Extracted records:
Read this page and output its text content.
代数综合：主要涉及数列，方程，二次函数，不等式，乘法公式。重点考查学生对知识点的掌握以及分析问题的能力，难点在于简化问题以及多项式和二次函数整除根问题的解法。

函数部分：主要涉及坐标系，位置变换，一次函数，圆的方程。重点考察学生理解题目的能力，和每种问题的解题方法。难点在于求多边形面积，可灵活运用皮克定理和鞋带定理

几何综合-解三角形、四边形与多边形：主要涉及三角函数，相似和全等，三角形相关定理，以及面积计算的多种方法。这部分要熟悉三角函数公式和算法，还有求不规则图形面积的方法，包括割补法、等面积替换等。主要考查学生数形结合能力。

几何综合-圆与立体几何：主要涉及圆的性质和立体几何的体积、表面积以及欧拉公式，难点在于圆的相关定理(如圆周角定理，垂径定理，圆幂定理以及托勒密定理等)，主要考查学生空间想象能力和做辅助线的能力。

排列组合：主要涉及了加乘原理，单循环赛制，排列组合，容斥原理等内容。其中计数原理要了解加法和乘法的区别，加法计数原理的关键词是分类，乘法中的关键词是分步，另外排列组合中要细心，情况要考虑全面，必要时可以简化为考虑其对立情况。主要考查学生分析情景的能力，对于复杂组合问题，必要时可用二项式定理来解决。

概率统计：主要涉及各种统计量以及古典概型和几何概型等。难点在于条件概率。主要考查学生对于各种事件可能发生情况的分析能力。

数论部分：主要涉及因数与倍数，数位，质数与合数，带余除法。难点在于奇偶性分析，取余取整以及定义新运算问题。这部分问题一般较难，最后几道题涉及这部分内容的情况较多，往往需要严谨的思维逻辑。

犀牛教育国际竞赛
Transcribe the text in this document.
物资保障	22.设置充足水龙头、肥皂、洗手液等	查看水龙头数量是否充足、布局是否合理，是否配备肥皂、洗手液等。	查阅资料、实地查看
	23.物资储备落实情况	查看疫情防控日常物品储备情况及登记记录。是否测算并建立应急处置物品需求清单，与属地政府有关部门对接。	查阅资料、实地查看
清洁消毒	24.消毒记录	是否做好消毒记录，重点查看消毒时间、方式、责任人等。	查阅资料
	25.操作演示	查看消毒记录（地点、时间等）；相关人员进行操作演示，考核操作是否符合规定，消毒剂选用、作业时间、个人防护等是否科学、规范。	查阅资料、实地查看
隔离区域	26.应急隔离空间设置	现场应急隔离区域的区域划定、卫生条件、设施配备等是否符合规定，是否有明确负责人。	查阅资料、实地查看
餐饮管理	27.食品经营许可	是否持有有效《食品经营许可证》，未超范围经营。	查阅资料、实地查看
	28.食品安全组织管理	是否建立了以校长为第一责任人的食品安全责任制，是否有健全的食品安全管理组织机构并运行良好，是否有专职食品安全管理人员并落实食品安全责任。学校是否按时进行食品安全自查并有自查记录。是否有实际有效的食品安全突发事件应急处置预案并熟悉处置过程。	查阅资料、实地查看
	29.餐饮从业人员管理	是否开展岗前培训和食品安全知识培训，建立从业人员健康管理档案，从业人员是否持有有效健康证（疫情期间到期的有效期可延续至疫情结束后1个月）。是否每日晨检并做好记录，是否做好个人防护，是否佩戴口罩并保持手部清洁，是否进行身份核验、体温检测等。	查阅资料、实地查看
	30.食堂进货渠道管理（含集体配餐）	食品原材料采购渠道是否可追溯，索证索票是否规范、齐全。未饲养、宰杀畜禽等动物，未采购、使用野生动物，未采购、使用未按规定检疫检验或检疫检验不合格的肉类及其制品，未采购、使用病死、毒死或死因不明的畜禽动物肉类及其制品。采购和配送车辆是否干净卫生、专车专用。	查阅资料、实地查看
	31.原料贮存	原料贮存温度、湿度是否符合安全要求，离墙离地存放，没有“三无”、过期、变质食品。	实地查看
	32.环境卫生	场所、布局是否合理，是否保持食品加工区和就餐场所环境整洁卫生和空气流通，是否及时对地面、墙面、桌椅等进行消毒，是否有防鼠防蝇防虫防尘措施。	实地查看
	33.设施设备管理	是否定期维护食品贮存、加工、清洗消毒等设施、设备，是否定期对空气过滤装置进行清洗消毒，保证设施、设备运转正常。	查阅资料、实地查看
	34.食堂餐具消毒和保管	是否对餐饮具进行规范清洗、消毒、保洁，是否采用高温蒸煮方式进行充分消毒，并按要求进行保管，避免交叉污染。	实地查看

→ **Task to complete**:
Copy all the records above exactly, missing none.

→ **Output of the task**:
Read this page and output its text content.
代数综合：主要涉及数列，方程，二次函数，不等式，乘法公式。重点考查学生对知识点的掌握以及分析问题的能力，难点在于简化问题以及多项式和二次函数整除根问题的解法。

函数部分：主要涉及坐标系，位置变换，一次函数，圆的方程。重点考察学生理解题目的能力，和每种问题的解题方法。难点在于求多边形面积，可灵活运用皮克定理和鞋带定理

几何综合-解三角形、四边形与多边形：主要涉及三角函数，相似和全等，三角形相关定理，以及面积计算的多种方法。这部分要熟悉三角函数公式和算法，还有求不规则图形面积的方法，包括割补法、等面积替换等。主要考查学生数形结合能力。

几何综合-圆与立体几何：主要涉及圆的性质和立体几何的体积、表面积以及欧拉公式，难点在于圆的相关定理(如圆周角定理，垂径定理，圆幂定理以及托勒密定理等)，主要考查学生空间想象能力和做辅助线的能力。

排列组合：主要涉及了加乘原理，单循环赛制，排列组合，容斥原理等内容。其中计数原理要了解加法和乘法的区别，加法计数原理的关键词是分类，乘法中的关键词是分步，另外排列组合中要细心，情况要考虑全面，必要时可以简化为考虑其对立情况。主要考查学生分析情景的能力，对于复杂组合问题，必要时可用二项式定理来解决。

概率统计：主要涉及各种统计量以及古典概型和几何概型等。难点在于条件概率。主要考查学生对于各种事件可能发生情况的分析能力。

数论部分：主要涉及因数与倍数，数位，质数与合数，带余除法。难点在于奇偶性分析，取余取整以及定义新运算问题。这部分问题一般较难，最后几道题涉及这部分内容的情况较多，往往需要严谨的思维逻辑。

犀牛教育国际竞赛
Transcribe the text in this document.
物资保障	22.设置充足水龙头、肥皂、洗手液等	查看水龙头数量是否充足、布局是否合理，是否配备肥皂、洗手液等。	查阅资料、实地查看
	23.物资储备落实情况	查看疫情防控日常物品储备情况及登记记录。是否测算并建立应急处置物品需求清单，与属地政府有关部门对接。	查阅资料、实地查看
清洁消毒	24.消毒记录	是否做好消毒记录，重点查看消毒时间、方式、责任人等。	查阅资料
	25.操作演示	查看消毒记录（地点、时间等）；相关人员进行操作演示，考核操作是否符合规定，消毒剂选用、作业时间、个人防护等是否科学、规范。	查阅资料、实地查看
隔离区域	26.应急隔离空间设置	现场应急隔离区域的区域划定、卫生条件、设施配备等是否符合规定，是否有明确负责人。	查阅资料、实地查看
餐饮管理	27.食品经营许可	是否持有有效《食品经营许可证》，未超范围经营。	查阅资料、实地查看
	28.食品安全组织管理	是否建立了以校长为第一责任人的食品安全责任制，是否有健全的食品安全管理组织机构并运行良好，是否有专职食品安全管理人员并落实食品安全责任。学校是否按时进行食品安全自查并有自查记录。是否有实际有效的食品安全突发事件应急处置预案并熟悉处置过程。	查阅资料、实地查看
	29.餐饮从业人员管理	是否开展岗前培训和食品安全知识培训，建立从业人员健康管理档案，从业人员是否持有有效健康证（疫情期间到期的有效期可延续至疫情结束后1个月）。是否每日晨检并做好记录，是否做好个人防护，是否佩戴口罩并保持手部清洁，是否进行身份核验、体温检测等。	查阅资料、实地查看
	30.食堂进货渠道管理（含集体配餐）	食品原材料采购渠道是否可追溯，索证索票是否规范、齐全。未饲养、宰杀畜禽等动物，未采购、使用野生动物，未采购、使用未按规定检疫检验或检疫检验不合格的肉类及其制品，未采购、使用病死、毒死或死因不明的畜禽动物肉类及其制品。采购和配送车辆是否干净卫生、专车专用。	查阅资料、实地查看
	31.原料贮存	原料贮存温度、湿度是否符合安全要求，离墙离地存放，没有“三无”、过期、变质食品。	实地查看
	32.环境卫生	场所、布局是否合理，是否保持食品加工区和就餐场所环境整洁卫生和空气流通，是否及时对地面、墙面、桌椅等进行消毒，是否有防鼠防蝇防虫防尘措施。	实地查看
	33.设施设备管理	是否定期维护食品贮存、加工、清洗消毒等设施、设备，是否定期对空气过滤装置进行清洗消毒，保证设施、设备运转正常。	查阅资料、实地查看
	34.食堂餐具消毒和保管	是否对餐饮具进行规范清洗、消毒、保洁，是否采用高温蒸煮方式进行充分消毒，并按要求进行保管，避免交叉污染。	实地查看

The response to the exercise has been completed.